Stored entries

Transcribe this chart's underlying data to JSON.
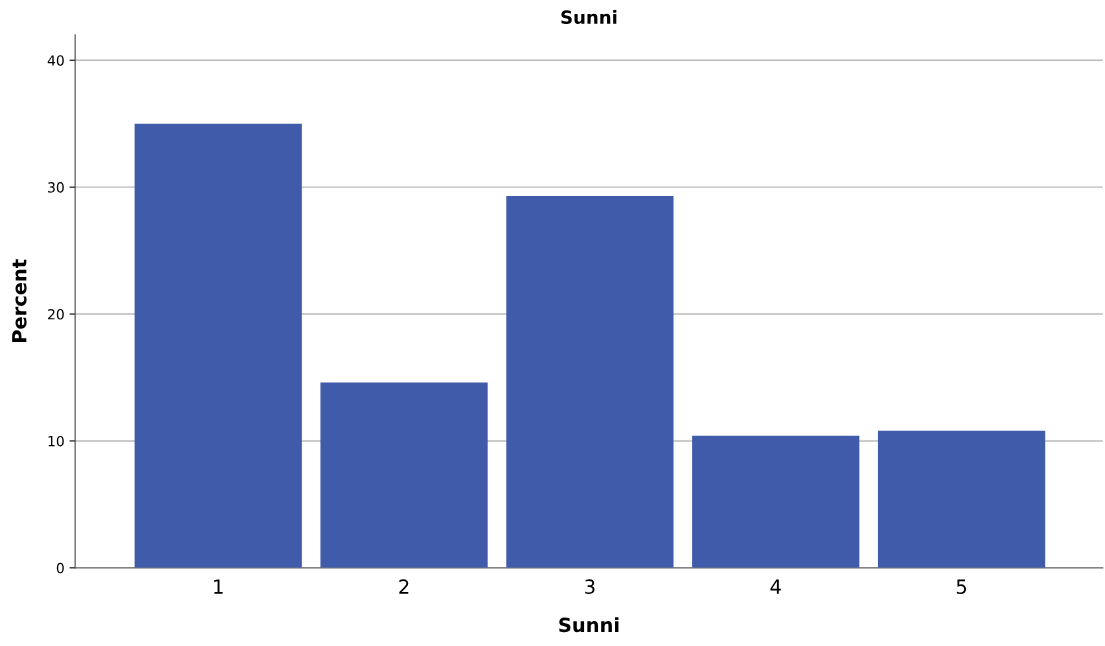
{
  "chart_data": {
    "type": "bar",
    "title": "Sunni",
    "xlabel": "Sunni",
    "ylabel": "Percent",
    "categories": [
      "1",
      "2",
      "3",
      "4",
      "5"
    ],
    "values": [
      35.0,
      14.6,
      29.3,
      10.4,
      10.8
    ],
    "color": "#3f5ba9",
    "ylim": [
      0,
      42
    ],
    "yticks": [
      0,
      10,
      20,
      30,
      40
    ],
    "grid": "y"
  }
}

Given instruction: The listing above needs to be output again exactly. Don't include the pictures.

Solution for this task:
Transcribe this chart's underlying data to JSON.
{
  "chart_data": {
    "type": "bar",
    "title": "Sunni",
    "xlabel": "Sunni",
    "ylabel": "Percent",
    "categories": [
      "1",
      "2",
      "3",
      "4",
      "5"
    ],
    "values": [
      35.0,
      14.6,
      29.3,
      10.4,
      10.8
    ],
    "color": "#3f5ba9",
    "ylim": [
      0,
      42
    ],
    "yticks": [
      0,
      10,
      20,
      30,
      40
    ],
    "grid": "y"
  }
}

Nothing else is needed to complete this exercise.